**What this task involves**
Print all of the lines exactly. Any picture among them stays out.

**Data for processing**
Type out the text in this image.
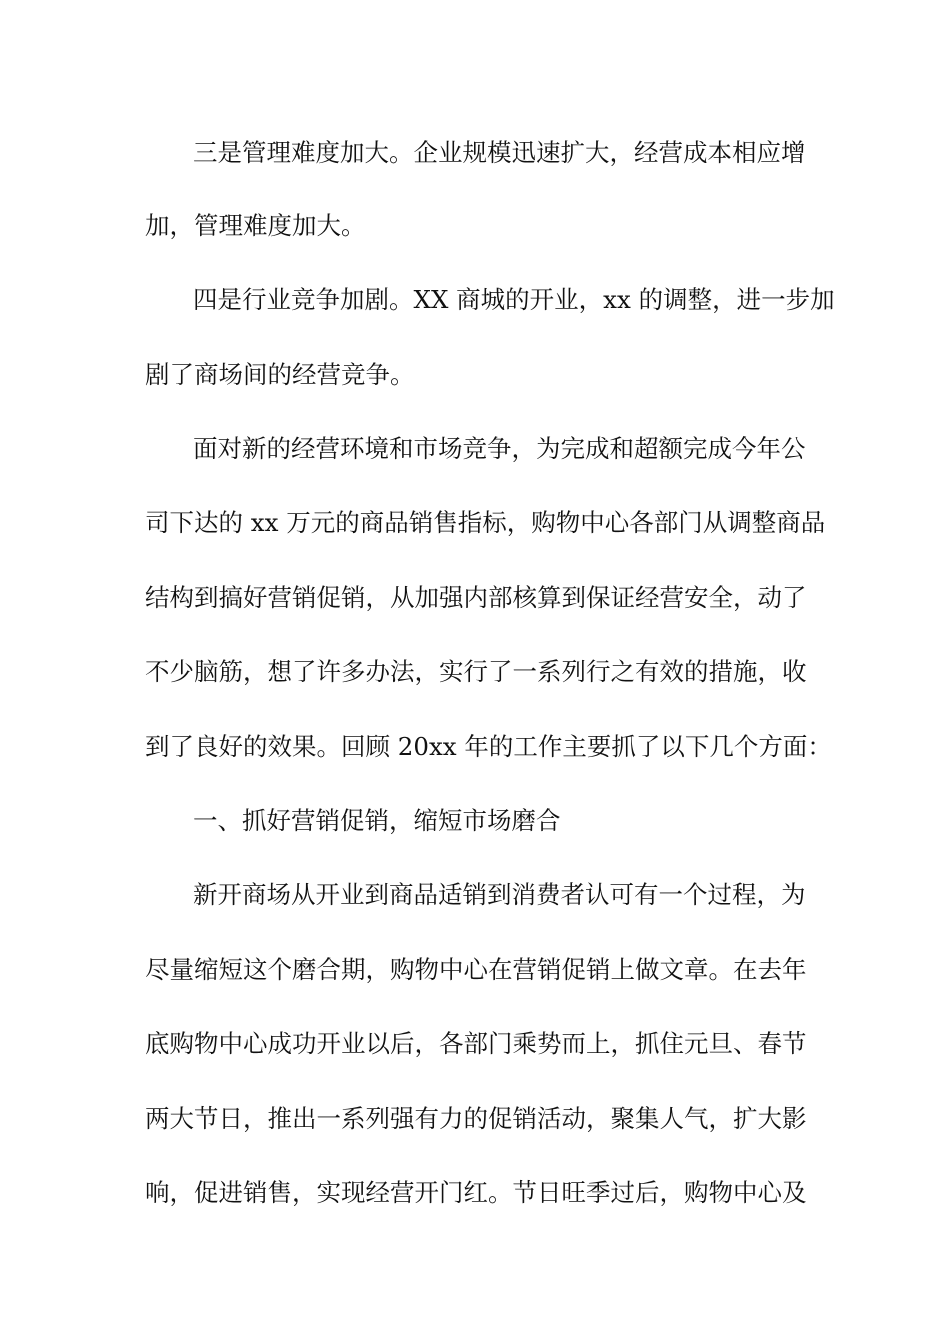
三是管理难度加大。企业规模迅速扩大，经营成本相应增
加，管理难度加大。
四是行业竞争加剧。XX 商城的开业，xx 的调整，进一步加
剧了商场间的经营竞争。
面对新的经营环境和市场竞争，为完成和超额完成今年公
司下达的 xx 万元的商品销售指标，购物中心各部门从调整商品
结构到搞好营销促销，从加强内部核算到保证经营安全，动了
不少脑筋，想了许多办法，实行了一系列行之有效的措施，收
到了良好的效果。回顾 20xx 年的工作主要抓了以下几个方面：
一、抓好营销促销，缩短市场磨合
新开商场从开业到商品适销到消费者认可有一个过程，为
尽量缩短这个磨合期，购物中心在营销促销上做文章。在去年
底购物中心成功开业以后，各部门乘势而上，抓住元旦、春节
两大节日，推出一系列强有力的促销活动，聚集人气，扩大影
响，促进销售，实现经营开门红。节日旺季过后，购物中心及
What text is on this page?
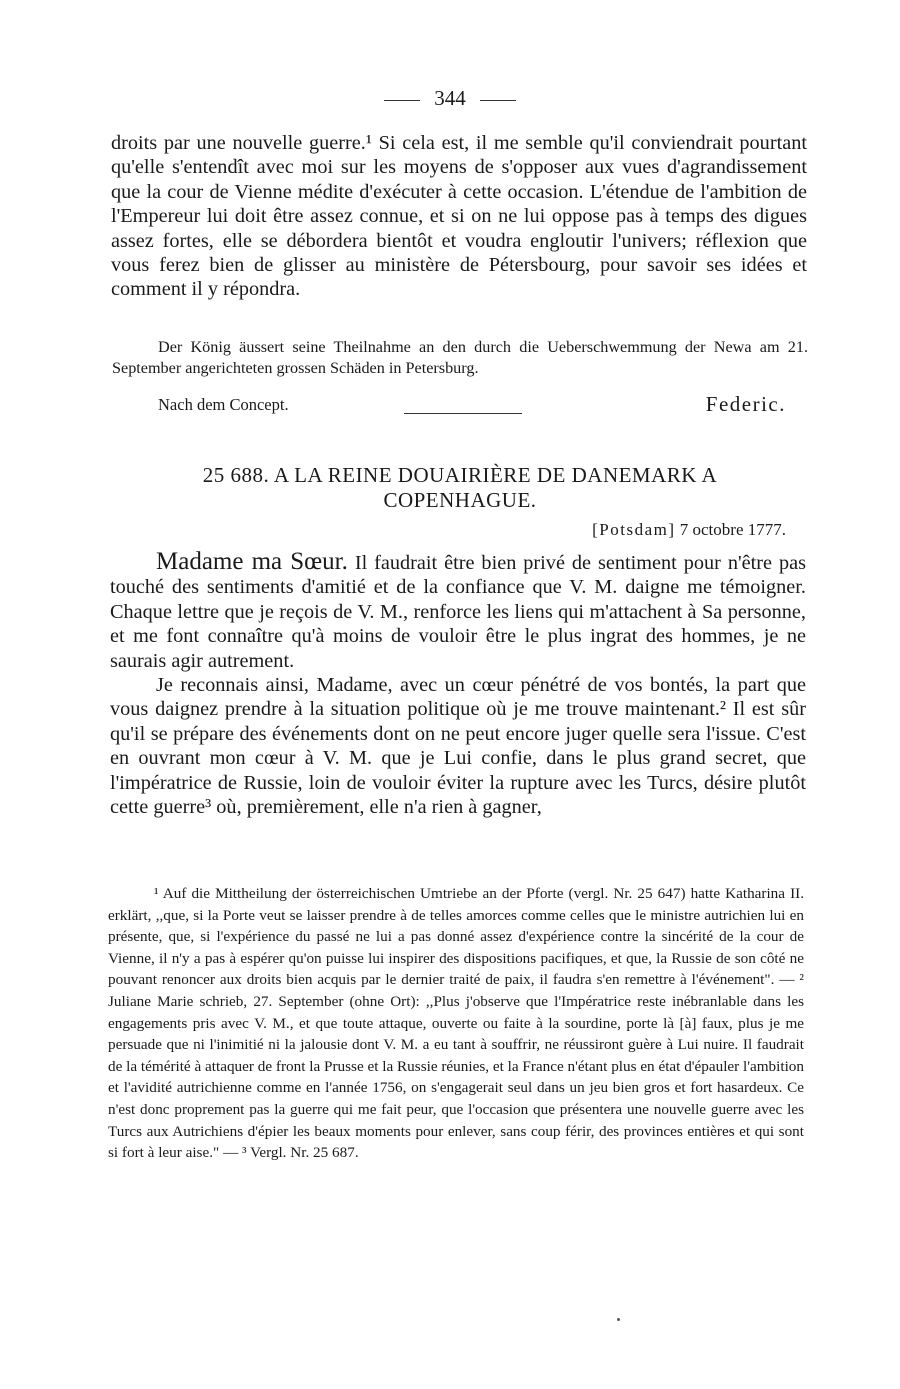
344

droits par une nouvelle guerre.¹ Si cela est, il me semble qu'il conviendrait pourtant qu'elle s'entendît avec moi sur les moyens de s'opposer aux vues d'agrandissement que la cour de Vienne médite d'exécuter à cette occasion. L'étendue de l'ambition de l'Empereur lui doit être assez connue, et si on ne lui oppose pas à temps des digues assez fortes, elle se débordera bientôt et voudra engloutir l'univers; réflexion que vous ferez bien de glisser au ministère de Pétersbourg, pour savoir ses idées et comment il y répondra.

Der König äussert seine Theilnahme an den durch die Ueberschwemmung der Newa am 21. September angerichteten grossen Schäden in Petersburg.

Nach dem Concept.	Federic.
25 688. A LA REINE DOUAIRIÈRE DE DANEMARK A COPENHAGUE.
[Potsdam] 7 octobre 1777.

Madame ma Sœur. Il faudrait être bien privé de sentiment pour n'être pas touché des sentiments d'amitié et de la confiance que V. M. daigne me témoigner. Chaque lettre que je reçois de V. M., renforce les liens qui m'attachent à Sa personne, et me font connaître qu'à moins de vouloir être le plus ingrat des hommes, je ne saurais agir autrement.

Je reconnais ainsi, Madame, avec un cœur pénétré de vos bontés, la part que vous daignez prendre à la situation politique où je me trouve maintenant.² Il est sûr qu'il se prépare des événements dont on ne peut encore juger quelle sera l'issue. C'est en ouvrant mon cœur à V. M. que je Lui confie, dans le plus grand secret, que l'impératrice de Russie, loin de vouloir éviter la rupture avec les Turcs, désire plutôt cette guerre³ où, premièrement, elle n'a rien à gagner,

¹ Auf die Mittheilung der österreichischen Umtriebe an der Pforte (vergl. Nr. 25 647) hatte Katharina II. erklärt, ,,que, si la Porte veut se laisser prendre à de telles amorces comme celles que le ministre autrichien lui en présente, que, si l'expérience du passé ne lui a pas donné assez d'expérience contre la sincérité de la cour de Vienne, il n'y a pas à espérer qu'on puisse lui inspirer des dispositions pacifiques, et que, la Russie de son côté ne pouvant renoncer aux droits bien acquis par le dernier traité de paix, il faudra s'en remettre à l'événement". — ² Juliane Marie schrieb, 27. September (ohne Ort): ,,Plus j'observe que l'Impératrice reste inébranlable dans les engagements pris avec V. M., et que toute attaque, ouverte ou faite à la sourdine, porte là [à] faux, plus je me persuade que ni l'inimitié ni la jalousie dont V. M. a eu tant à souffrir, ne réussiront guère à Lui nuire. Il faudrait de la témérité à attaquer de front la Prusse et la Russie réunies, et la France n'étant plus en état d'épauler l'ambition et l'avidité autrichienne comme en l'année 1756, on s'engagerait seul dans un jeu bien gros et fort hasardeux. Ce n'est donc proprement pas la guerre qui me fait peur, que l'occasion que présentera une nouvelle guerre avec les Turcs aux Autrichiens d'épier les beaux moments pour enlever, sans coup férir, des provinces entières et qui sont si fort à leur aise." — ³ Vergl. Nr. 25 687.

**Reply**
Type out the text in this image.
三是管理难度加大。企业规模迅速扩大，经营成本相应增
加，管理难度加大。
四是行业竞争加剧。XX 商城的开业，xx 的调整，进一步加
剧了商场间的经营竞争。
面对新的经营环境和市场竞争，为完成和超额完成今年公
司下达的 xx 万元的商品销售指标，购物中心各部门从调整商品
结构到搞好营销促销，从加强内部核算到保证经营安全，动了
不少脑筋，想了许多办法，实行了一系列行之有效的措施，收
到了良好的效果。回顾 20xx 年的工作主要抓了以下几个方面：
一、抓好营销促销，缩短市场磨合
新开商场从开业到商品适销到消费者认可有一个过程，为
尽量缩短这个磨合期，购物中心在营销促销上做文章。在去年
底购物中心成功开业以后，各部门乘势而上，抓住元旦、春节
两大节日，推出一系列强有力的促销活动，聚集人气，扩大影
响，促进销售，实现经营开门红。节日旺季过后，购物中心及
What text is on this page?
344

droits par une nouvelle guerre.¹ Si cela est, il me semble qu'il conviendrait pourtant qu'elle s'entendît avec moi sur les moyens de s'opposer aux vues d'agrandissement que la cour de Vienne médite d'exécuter à cette occasion. L'étendue de l'ambition de l'Empereur lui doit être assez connue, et si on ne lui oppose pas à temps des digues assez fortes, elle se débordera bientôt et voudra engloutir l'univers; réflexion que vous ferez bien de glisser au ministère de Pétersbourg, pour savoir ses idées et comment il y répondra.

Der König äussert seine Theilnahme an den durch die Ueberschwemmung der Newa am 21. September angerichteten grossen Schäden in Petersburg.

Nach dem Concept.	Federic.
25 688. A LA REINE DOUAIRIÈRE DE DANEMARK A COPENHAGUE.
[Potsdam] 7 octobre 1777.

Madame ma Sœur. Il faudrait être bien privé de sentiment pour n'être pas touché des sentiments d'amitié et de la confiance que V. M. daigne me témoigner. Chaque lettre que je reçois de V. M., renforce les liens qui m'attachent à Sa personne, et me font connaître qu'à moins de vouloir être le plus ingrat des hommes, je ne saurais agir autrement.

Je reconnais ainsi, Madame, avec un cœur pénétré de vos bontés, la part que vous daignez prendre à la situation politique où je me trouve maintenant.² Il est sûr qu'il se prépare des événements dont on ne peut encore juger quelle sera l'issue. C'est en ouvrant mon cœur à V. M. que je Lui confie, dans le plus grand secret, que l'impératrice de Russie, loin de vouloir éviter la rupture avec les Turcs, désire plutôt cette guerre³ où, premièrement, elle n'a rien à gagner,

¹ Auf die Mittheilung der österreichischen Umtriebe an der Pforte (vergl. Nr. 25 647) hatte Katharina II. erklärt, ,,que, si la Porte veut se laisser prendre à de telles amorces comme celles que le ministre autrichien lui en présente, que, si l'expérience du passé ne lui a pas donné assez d'expérience contre la sincérité de la cour de Vienne, il n'y a pas à espérer qu'on puisse lui inspirer des dispositions pacifiques, et que, la Russie de son côté ne pouvant renoncer aux droits bien acquis par le dernier traité de paix, il faudra s'en remettre à l'événement". — ² Juliane Marie schrieb, 27. September (ohne Ort): ,,Plus j'observe que l'Impératrice reste inébranlable dans les engagements pris avec V. M., et que toute attaque, ouverte ou faite à la sourdine, porte là [à] faux, plus je me persuade que ni l'inimitié ni la jalousie dont V. M. a eu tant à souffrir, ne réussiront guère à Lui nuire. Il faudrait de la témérité à attaquer de front la Prusse et la Russie réunies, et la France n'étant plus en état d'épauler l'ambition et l'avidité autrichienne comme en l'année 1756, on s'engagerait seul dans un jeu bien gros et fort hasardeux. Ce n'est donc proprement pas la guerre qui me fait peur, que l'occasion que présentera une nouvelle guerre avec les Turcs aux Autrichiens d'épier les beaux moments pour enlever, sans coup férir, des provinces entières et qui sont si fort à leur aise." — ³ Vergl. Nr. 25 687.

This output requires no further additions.